#### Supplied material

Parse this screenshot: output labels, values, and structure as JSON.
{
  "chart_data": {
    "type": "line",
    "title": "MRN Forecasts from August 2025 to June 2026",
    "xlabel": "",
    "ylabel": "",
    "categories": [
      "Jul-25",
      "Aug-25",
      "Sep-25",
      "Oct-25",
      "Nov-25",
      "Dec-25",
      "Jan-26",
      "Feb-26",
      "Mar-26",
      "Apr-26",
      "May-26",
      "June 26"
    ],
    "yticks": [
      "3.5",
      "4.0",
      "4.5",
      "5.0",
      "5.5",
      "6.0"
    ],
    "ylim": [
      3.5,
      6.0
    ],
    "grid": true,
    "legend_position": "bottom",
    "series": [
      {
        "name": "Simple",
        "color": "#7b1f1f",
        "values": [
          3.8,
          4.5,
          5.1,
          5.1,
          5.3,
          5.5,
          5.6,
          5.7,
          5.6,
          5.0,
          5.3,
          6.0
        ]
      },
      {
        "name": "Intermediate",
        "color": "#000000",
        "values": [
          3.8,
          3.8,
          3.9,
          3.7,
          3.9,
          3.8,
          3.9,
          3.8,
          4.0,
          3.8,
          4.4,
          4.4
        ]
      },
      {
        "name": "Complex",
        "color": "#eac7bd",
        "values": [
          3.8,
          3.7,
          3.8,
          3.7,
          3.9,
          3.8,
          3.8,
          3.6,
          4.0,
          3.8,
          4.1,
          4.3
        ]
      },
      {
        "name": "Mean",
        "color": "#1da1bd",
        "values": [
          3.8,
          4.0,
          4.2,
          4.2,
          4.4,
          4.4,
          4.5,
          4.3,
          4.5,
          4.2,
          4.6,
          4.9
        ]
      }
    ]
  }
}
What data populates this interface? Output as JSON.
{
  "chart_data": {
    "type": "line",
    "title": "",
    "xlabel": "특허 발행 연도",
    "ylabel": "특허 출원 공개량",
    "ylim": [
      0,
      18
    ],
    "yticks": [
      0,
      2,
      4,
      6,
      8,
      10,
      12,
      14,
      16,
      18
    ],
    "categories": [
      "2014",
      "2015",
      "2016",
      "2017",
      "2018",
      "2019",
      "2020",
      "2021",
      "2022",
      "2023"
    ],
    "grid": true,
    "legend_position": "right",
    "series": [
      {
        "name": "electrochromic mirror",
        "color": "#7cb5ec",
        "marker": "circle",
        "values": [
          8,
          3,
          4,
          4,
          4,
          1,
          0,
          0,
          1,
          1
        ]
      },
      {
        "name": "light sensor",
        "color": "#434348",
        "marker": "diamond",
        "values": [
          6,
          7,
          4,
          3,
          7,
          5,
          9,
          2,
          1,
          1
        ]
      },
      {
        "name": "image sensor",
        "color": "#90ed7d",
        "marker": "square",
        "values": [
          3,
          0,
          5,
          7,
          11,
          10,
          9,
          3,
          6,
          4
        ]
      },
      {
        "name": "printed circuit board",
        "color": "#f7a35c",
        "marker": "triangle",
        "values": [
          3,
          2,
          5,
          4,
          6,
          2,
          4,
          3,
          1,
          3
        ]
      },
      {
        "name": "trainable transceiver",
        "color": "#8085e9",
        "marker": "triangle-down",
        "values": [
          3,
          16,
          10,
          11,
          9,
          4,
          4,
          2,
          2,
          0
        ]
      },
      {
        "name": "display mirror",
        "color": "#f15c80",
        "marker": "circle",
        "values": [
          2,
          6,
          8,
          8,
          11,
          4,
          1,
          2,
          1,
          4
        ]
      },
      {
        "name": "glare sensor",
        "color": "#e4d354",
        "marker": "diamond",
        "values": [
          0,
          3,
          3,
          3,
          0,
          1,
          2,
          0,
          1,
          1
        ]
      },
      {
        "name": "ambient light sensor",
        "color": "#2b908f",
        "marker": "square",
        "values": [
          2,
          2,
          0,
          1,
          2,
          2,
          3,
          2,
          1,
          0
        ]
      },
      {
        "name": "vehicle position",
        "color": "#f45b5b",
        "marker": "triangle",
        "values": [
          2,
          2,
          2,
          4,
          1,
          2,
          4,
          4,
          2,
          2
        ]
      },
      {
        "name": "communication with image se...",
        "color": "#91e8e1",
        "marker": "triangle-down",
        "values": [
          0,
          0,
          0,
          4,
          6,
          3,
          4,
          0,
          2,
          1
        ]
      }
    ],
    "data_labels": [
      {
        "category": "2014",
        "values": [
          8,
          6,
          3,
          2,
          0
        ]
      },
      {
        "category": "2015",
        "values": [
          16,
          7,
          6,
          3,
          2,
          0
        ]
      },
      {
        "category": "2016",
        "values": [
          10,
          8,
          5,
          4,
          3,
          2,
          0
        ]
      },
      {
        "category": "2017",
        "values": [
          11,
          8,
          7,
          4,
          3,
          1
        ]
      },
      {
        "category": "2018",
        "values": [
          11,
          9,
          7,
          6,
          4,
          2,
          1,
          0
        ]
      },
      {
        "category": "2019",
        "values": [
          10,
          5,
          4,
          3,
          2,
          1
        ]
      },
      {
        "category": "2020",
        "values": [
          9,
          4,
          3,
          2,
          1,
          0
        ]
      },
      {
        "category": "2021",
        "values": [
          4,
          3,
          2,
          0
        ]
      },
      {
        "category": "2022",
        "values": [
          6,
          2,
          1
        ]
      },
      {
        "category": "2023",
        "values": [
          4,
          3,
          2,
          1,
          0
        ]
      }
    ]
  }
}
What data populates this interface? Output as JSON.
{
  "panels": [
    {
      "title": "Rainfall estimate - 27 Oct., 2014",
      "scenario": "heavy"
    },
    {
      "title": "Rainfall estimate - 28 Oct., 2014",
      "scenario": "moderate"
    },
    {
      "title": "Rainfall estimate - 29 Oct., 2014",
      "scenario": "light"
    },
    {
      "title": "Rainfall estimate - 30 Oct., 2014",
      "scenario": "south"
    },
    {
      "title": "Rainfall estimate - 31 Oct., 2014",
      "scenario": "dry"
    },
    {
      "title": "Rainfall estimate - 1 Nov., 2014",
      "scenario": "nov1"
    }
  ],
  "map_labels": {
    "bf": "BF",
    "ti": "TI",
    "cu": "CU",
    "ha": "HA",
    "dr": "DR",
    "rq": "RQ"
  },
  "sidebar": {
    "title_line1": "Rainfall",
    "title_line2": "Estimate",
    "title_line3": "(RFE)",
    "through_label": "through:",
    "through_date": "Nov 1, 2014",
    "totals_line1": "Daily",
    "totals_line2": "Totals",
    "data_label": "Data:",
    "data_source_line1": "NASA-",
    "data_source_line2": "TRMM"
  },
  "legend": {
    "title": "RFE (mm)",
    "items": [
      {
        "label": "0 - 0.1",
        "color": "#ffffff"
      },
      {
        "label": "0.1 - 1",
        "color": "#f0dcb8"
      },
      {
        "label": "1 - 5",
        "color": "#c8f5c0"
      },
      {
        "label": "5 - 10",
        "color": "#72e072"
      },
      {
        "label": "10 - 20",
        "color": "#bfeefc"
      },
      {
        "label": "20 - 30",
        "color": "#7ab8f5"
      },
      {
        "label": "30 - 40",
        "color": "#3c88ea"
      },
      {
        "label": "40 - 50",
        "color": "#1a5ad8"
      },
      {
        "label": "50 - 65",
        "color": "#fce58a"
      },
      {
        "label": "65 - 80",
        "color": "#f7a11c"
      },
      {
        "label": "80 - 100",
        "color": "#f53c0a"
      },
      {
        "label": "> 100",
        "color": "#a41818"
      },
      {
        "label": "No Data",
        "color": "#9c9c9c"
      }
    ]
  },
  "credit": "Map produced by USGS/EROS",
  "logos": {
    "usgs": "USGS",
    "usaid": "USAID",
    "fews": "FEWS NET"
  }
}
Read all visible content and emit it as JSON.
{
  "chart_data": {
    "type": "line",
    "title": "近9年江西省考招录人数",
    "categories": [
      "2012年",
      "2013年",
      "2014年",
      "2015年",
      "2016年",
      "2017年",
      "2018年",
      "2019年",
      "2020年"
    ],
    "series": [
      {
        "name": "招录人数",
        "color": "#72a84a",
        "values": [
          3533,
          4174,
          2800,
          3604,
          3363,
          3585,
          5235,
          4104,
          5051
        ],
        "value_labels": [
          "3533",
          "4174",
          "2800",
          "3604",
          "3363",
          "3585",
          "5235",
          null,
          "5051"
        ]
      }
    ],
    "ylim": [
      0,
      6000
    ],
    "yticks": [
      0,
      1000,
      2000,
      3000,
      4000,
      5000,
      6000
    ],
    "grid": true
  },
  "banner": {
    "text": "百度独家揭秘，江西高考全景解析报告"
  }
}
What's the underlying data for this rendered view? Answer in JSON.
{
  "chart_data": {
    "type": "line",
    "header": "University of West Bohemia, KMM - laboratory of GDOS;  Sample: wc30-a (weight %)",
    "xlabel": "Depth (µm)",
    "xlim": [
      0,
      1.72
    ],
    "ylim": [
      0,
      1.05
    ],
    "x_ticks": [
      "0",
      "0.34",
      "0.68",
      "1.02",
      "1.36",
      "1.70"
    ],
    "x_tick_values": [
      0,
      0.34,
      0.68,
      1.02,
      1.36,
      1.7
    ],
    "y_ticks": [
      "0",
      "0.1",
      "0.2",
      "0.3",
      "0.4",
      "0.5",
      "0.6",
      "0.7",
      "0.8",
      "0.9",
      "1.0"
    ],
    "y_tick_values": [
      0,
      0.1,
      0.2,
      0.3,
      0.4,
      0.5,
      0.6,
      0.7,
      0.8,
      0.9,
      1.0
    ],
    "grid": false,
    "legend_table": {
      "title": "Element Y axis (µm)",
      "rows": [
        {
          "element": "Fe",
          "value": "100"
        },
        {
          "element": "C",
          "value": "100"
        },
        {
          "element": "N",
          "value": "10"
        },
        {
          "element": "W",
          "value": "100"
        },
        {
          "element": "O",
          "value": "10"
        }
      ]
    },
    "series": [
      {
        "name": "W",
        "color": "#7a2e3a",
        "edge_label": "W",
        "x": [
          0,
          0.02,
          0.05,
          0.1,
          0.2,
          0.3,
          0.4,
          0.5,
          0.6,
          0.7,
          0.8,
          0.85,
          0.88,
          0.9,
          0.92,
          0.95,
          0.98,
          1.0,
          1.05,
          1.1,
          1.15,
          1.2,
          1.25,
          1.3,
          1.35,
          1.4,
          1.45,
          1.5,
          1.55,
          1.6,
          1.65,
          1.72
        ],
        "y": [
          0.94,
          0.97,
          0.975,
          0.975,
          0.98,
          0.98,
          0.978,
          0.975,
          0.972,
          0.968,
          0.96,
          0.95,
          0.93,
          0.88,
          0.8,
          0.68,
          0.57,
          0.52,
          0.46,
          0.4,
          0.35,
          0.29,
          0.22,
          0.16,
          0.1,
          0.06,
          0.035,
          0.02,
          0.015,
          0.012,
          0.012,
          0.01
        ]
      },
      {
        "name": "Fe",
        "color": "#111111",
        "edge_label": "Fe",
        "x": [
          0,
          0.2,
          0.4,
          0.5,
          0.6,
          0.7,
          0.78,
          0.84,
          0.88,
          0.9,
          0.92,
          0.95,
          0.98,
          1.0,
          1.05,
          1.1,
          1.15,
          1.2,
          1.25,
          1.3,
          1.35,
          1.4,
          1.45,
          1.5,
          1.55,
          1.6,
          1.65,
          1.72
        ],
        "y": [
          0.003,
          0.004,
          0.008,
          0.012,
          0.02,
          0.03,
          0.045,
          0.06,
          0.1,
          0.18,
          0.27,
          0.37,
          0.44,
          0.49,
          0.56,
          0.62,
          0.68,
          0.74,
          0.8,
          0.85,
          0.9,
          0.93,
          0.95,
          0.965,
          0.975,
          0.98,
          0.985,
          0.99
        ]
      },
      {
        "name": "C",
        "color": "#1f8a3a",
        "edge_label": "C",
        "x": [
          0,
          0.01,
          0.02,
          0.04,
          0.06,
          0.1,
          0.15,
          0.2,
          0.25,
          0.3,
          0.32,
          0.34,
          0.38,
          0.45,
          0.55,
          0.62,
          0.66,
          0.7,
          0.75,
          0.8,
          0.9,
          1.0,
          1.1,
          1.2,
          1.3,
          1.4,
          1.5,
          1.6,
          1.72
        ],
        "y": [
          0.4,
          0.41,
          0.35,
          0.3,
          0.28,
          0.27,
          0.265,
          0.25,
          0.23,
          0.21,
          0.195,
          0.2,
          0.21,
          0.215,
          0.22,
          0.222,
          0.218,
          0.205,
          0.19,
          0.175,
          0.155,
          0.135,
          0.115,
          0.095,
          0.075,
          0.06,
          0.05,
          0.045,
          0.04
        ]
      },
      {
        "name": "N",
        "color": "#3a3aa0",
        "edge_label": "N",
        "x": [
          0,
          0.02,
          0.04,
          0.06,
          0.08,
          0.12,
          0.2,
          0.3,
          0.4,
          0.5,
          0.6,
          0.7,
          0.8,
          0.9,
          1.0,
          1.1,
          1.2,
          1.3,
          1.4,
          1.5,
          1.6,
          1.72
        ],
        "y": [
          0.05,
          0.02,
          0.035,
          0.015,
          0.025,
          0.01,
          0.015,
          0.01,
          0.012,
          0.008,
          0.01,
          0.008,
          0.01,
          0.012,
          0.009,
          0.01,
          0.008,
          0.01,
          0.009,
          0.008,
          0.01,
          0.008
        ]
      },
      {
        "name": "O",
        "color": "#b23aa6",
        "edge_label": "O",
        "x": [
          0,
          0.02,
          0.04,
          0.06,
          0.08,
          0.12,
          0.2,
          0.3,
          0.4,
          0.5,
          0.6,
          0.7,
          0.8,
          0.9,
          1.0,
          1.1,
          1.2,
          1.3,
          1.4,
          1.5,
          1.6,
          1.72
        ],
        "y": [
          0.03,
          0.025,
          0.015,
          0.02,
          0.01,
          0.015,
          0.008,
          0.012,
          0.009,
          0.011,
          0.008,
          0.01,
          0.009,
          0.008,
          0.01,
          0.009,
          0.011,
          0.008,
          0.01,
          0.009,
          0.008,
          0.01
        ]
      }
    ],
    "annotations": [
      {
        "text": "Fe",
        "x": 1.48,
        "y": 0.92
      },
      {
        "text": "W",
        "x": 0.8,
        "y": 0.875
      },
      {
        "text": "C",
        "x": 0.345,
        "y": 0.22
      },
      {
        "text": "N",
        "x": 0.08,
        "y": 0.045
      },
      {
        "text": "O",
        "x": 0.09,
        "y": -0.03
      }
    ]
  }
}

########

*Required work:* Extract every line above containing the word "grid".

*Task solution:*
    "grid": true,
    "grid": true,
    "grid": true
    "grid": false,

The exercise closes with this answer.